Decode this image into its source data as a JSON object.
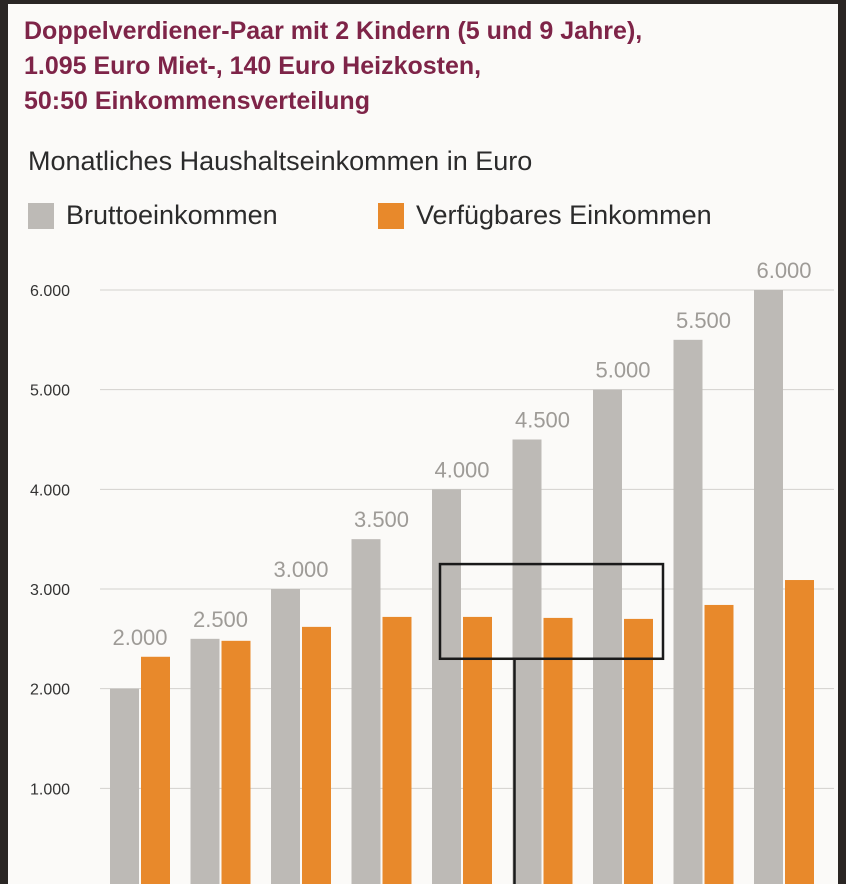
{
  "header": {
    "lines": [
      "Doppelverdiener-Paar mit 2 Kindern (5 und 9 Jahre),",
      "1.095 Euro Miet-, 140 Euro Heizkosten,",
      "50:50 Einkommensverteilung"
    ]
  },
  "subtitle": "Monatliches Haushaltseinkommen in Euro",
  "legend": [
    {
      "label": "Bruttoeinkommen",
      "color": "#bdbab6"
    },
    {
      "label": "Verfügbares Einkommen",
      "color": "#e8892b"
    }
  ],
  "chart_data": {
    "type": "bar",
    "title": "Monatliches Haushaltseinkommen in Euro",
    "xlabel": "",
    "ylabel": "",
    "categories": [
      "2.000",
      "2.500",
      "3.000",
      "3.500",
      "4.000",
      "4.500",
      "5.000",
      "5.500",
      "6.000"
    ],
    "series": [
      {
        "name": "Bruttoeinkommen",
        "color": "#bdbab6",
        "values": [
          2000,
          2500,
          3000,
          3500,
          4000,
          4500,
          5000,
          5500,
          6000
        ]
      },
      {
        "name": "Verfügbares Einkommen",
        "color": "#e8892b",
        "values": [
          2320,
          2480,
          2620,
          2720,
          2720,
          2710,
          2700,
          2840,
          3090
        ]
      }
    ],
    "data_labels": [
      "2.000",
      "2.500",
      "3.000",
      "3.500",
      "4.000",
      "4.500",
      "5.000",
      "5.500",
      "6.000"
    ],
    "yticks": [
      {
        "value": 1000,
        "label": "1.000"
      },
      {
        "value": 2000,
        "label": "2.000"
      },
      {
        "value": 3000,
        "label": "3.000"
      },
      {
        "value": 4000,
        "label": "4.000"
      },
      {
        "value": 5000,
        "label": "5.000"
      },
      {
        "value": 6000,
        "label": "6.000"
      }
    ],
    "ylim": [
      0,
      6000
    ],
    "grid": true,
    "annotation": {
      "type": "highlight-box",
      "from_category": "4.000",
      "to_category": "5.000",
      "ymin": 2300,
      "ymax": 3250
    }
  }
}
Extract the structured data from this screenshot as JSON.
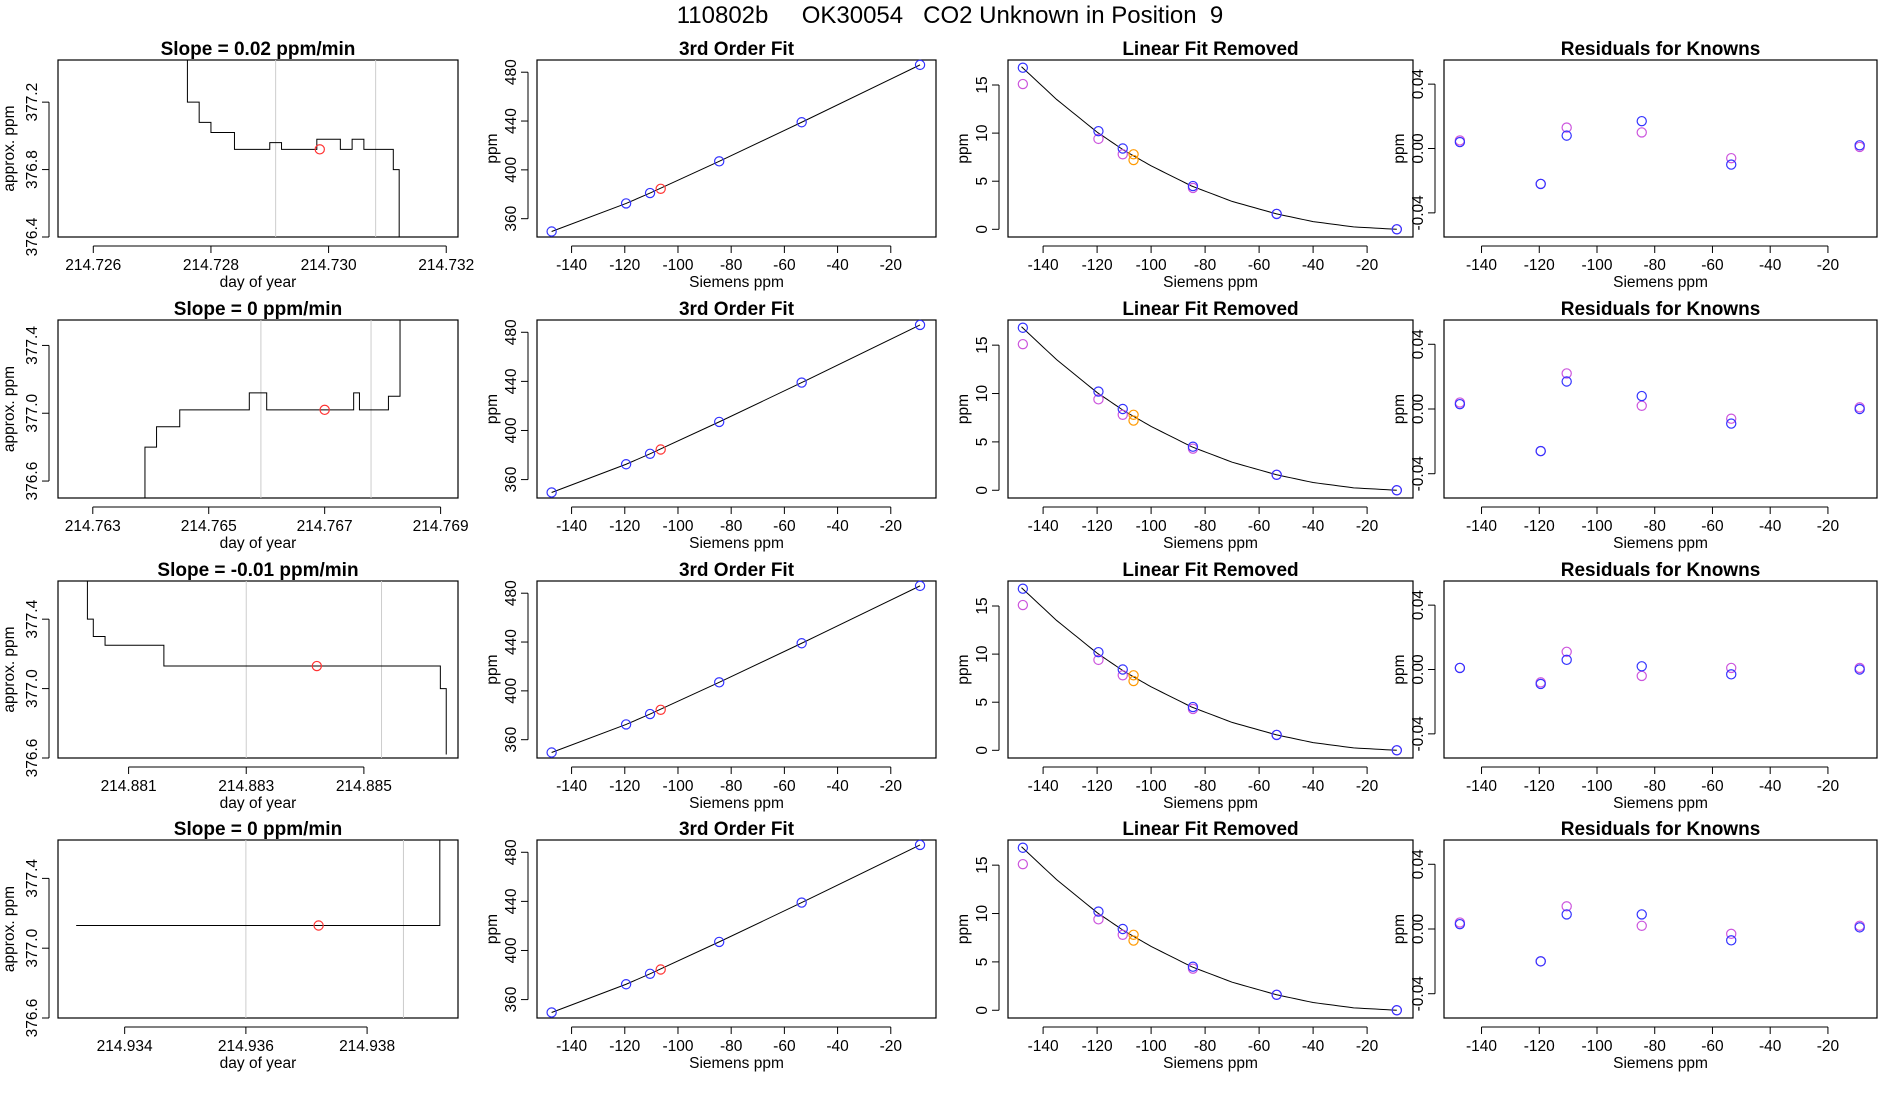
{
  "title": "110802b     OK30054   CO2 Unknown in Position  9",
  "colors": {
    "line": "#000000",
    "known_standard": "#3333ff",
    "alt_standard": "#cc55dd",
    "unknown": "#ff3333",
    "unknown_fit": "#ff9900",
    "gridline": "#cccccc"
  },
  "chart_data": [
    {
      "type": "line",
      "row": 0,
      "col": 0,
      "title": "Slope =  0.02  ppm/min",
      "xlabel": "day of year",
      "ylabel": "approx. ppm",
      "xlim": [
        214.7254,
        214.7322
      ],
      "ylim": [
        376.4,
        377.45
      ],
      "xticks": [
        214.726,
        214.728,
        214.73,
        214.732
      ],
      "xticklabels": [
        "214.726",
        "214.728",
        "214.730",
        "214.732"
      ],
      "yticks": [
        376.4,
        376.8,
        377.2
      ],
      "yticklabels": [
        "376.4",
        "376.8",
        "377.2"
      ],
      "vlines": [
        214.7291,
        214.7308
      ],
      "series": {
        "x": [
          214.7274,
          214.7276,
          214.7278,
          214.728,
          214.7282,
          214.7284,
          214.7286,
          214.7288,
          214.729,
          214.7292,
          214.7294,
          214.7296,
          214.7298,
          214.73,
          214.7302,
          214.7304,
          214.7306,
          214.7308,
          214.731,
          214.7311,
          214.7312
        ],
        "y": [
          377.45,
          377.2,
          377.08,
          377.02,
          377.02,
          376.92,
          376.92,
          376.92,
          376.96,
          376.92,
          376.92,
          376.92,
          376.98,
          376.98,
          376.92,
          376.98,
          376.92,
          376.92,
          376.92,
          376.8,
          376.4
        ]
      },
      "marker": {
        "x": 214.72985,
        "y": 376.92
      }
    },
    {
      "type": "line",
      "row": 1,
      "col": 0,
      "title": "Slope =  0  ppm/min",
      "xlabel": "day of year",
      "ylabel": "approx. ppm",
      "xlim": [
        214.7624,
        214.7693
      ],
      "ylim": [
        376.5,
        377.55
      ],
      "xticks": [
        214.763,
        214.765,
        214.767,
        214.769
      ],
      "xticklabels": [
        "214.763",
        "214.765",
        "214.767",
        "214.769"
      ],
      "yticks": [
        376.6,
        377.0,
        377.4
      ],
      "yticklabels": [
        "376.6",
        "377.0",
        "377.4"
      ],
      "vlines": [
        214.7659,
        214.7678
      ],
      "series": {
        "x": [
          214.7637,
          214.7639,
          214.7641,
          214.7643,
          214.7645,
          214.7652,
          214.7657,
          214.7659,
          214.766,
          214.7663,
          214.7666,
          214.7671,
          214.7675,
          214.7676,
          214.7678,
          214.7681,
          214.7683
        ],
        "y": [
          376.5,
          376.8,
          376.92,
          376.92,
          377.02,
          377.02,
          377.12,
          377.12,
          377.02,
          377.02,
          377.02,
          377.02,
          377.12,
          377.02,
          377.02,
          377.1,
          377.55
        ]
      },
      "marker": {
        "x": 214.767,
        "y": 377.02
      }
    },
    {
      "type": "line",
      "row": 2,
      "col": 0,
      "title": "Slope =  -0.01  ppm/min",
      "xlabel": "day of year",
      "ylabel": "approx. ppm",
      "xlim": [
        214.8798,
        214.8866
      ],
      "ylim": [
        376.6,
        377.62
      ],
      "xticks": [
        214.881,
        214.883,
        214.885
      ],
      "xticklabels": [
        "214.881",
        "214.883",
        "214.885"
      ],
      "yticks": [
        376.6,
        377.0,
        377.4
      ],
      "yticklabels": [
        "376.6",
        "377.0",
        "377.4"
      ],
      "vlines": [
        214.883,
        214.8853
      ],
      "series": {
        "x": [
          214.8801,
          214.8803,
          214.8804,
          214.8806,
          214.8808,
          214.8811,
          214.8816,
          214.8822,
          214.8828,
          214.8834,
          214.8839,
          214.8845,
          214.8851,
          214.8857,
          214.8861,
          214.8863,
          214.8864
        ],
        "y": [
          377.62,
          377.4,
          377.3,
          377.25,
          377.25,
          377.25,
          377.13,
          377.13,
          377.13,
          377.13,
          377.13,
          377.13,
          377.13,
          377.13,
          377.13,
          377.0,
          376.62
        ]
      },
      "marker": {
        "x": 214.8842,
        "y": 377.13
      }
    },
    {
      "type": "line",
      "row": 3,
      "col": 0,
      "title": "Slope =  0  ppm/min",
      "xlabel": "day of year",
      "ylabel": "approx. ppm",
      "xlim": [
        214.9329,
        214.9395
      ],
      "ylim": [
        376.6,
        377.62
      ],
      "xticks": [
        214.934,
        214.936,
        214.938
      ],
      "xticklabels": [
        "214.934",
        "214.936",
        "214.938"
      ],
      "yticks": [
        376.6,
        377.0,
        377.4
      ],
      "yticklabels": [
        "376.6",
        "377.0",
        "377.4"
      ],
      "vlines": [
        214.936,
        214.9386
      ],
      "series": {
        "x": [
          214.9332,
          214.934,
          214.9347,
          214.9353,
          214.9356,
          214.9359,
          214.9361,
          214.9366,
          214.9371,
          214.9375,
          214.9377,
          214.938,
          214.9383,
          214.9386,
          214.9389,
          214.9391,
          214.9392
        ],
        "y": [
          377.13,
          377.13,
          377.13,
          377.13,
          377.13,
          377.13,
          377.13,
          377.13,
          377.13,
          377.13,
          377.13,
          377.13,
          377.13,
          377.13,
          377.13,
          377.13,
          377.62
        ]
      },
      "marker": {
        "x": 214.9372,
        "y": 377.13
      }
    },
    {
      "type": "scatter",
      "col": 1,
      "rows": [
        0,
        1,
        2,
        3
      ],
      "title": "3rd Order Fit",
      "xlabel": "Siemens ppm",
      "ylabel": "ppm",
      "xlim": [
        -153,
        -3
      ],
      "ylim": [
        345,
        490
      ],
      "xticks": [
        -140,
        -120,
        -100,
        -80,
        -60,
        -40,
        -20
      ],
      "xticklabels": [
        "-140",
        "-120",
        "-100",
        "-80",
        "-60",
        "-40",
        "-20"
      ],
      "yticks": [
        360,
        400,
        440,
        480
      ],
      "yticklabels": [
        "360",
        "400",
        "440",
        "480"
      ],
      "knowns": {
        "x": [
          -147.5,
          -119.5,
          -110.5,
          -84.5,
          -53.5,
          -9
        ],
        "y": [
          349.5,
          372.5,
          381,
          407,
          439,
          486
        ]
      },
      "unknown": {
        "x": -106.5,
        "y": 384.5
      }
    },
    {
      "type": "scatter",
      "col": 2,
      "rows": [
        0,
        1,
        2,
        3
      ],
      "title": "Linear Fit Removed",
      "xlabel": "Siemens ppm",
      "ylabel": "ppm",
      "xlim": [
        -153,
        -3
      ],
      "ylim": [
        -0.8,
        17.6
      ],
      "xticks": [
        -140,
        -120,
        -100,
        -80,
        -60,
        -40,
        -20
      ],
      "xticklabels": [
        "-140",
        "-120",
        "-100",
        "-80",
        "-60",
        "-40",
        "-20"
      ],
      "yticks": [
        0,
        5,
        10,
        15
      ],
      "yticklabels": [
        "0",
        "5",
        "10",
        "15"
      ],
      "fit_curve": {
        "x": [
          -148,
          -135,
          -120,
          -110,
          -100,
          -85,
          -70,
          -53.5,
          -40,
          -25,
          -9
        ],
        "y": [
          16.9,
          13.5,
          10.1,
          8.2,
          6.6,
          4.5,
          2.9,
          1.6,
          0.8,
          0.25,
          0.0
        ]
      },
      "knowns": {
        "x": [
          -147.5,
          -119.5,
          -110.5,
          -84.5,
          -53.5,
          -9
        ],
        "y": [
          16.8,
          10.2,
          8.4,
          4.5,
          1.6,
          0.0
        ]
      },
      "knowns_alt": {
        "x": [
          -147.5,
          -119.5,
          -110.5,
          -84.5,
          -53.5,
          -9
        ],
        "y": [
          15.1,
          9.4,
          7.8,
          4.3,
          1.6,
          0.0
        ]
      },
      "unknown": {
        "x": -106.5,
        "y": [
          7.8,
          7.2
        ]
      }
    },
    {
      "type": "scatter",
      "col": 3,
      "rows": [
        0,
        1,
        2,
        3
      ],
      "title": "Residuals for Knowns",
      "xlabel": "Siemens ppm",
      "ylabel": "ppm",
      "xlim": [
        -153,
        -3
      ],
      "ylim": [
        -0.055,
        0.055
      ],
      "xticks": [
        -140,
        -120,
        -100,
        -80,
        -60,
        -40,
        -20
      ],
      "xticklabels": [
        "-140",
        "-120",
        "-100",
        "-80",
        "-60",
        "-40",
        "-20"
      ],
      "yticks": [
        -0.04,
        0.0,
        0.04
      ],
      "yticklabels": [
        "-0.04",
        "0.00",
        "0.04"
      ],
      "residuals": [
        {
          "row": 0,
          "x": [
            -147.5,
            -119.5,
            -110.5,
            -84.5,
            -53.5,
            -9
          ],
          "blue": [
            0.004,
            -0.022,
            0.008,
            0.017,
            -0.01,
            0.002
          ],
          "violet": [
            0.005,
            -0.022,
            0.013,
            0.01,
            -0.006,
            0.001
          ]
        },
        {
          "row": 1,
          "x": [
            -147.5,
            -119.5,
            -110.5,
            -84.5,
            -53.5,
            -9
          ],
          "blue": [
            0.003,
            -0.026,
            0.017,
            0.008,
            -0.009,
            0.0
          ],
          "violet": [
            0.004,
            -0.026,
            0.022,
            0.002,
            -0.006,
            0.001
          ]
        },
        {
          "row": 2,
          "x": [
            -147.5,
            -119.5,
            -110.5,
            -84.5,
            -53.5,
            -9
          ],
          "blue": [
            0.001,
            -0.009,
            0.006,
            0.002,
            -0.003,
            0.0
          ],
          "violet": [
            0.001,
            -0.008,
            0.011,
            -0.004,
            0.001,
            0.001
          ]
        },
        {
          "row": 3,
          "x": [
            -147.5,
            -119.5,
            -110.5,
            -84.5,
            -53.5,
            -9
          ],
          "blue": [
            0.003,
            -0.02,
            0.009,
            0.009,
            -0.007,
            0.001
          ],
          "violet": [
            0.004,
            -0.02,
            0.014,
            0.002,
            -0.003,
            0.002
          ]
        }
      ]
    }
  ]
}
========
▶ Written request:
Count all lines of the data that include "Bruttoeinkommen". The answer is the number alone.

▶ Exercise output:
2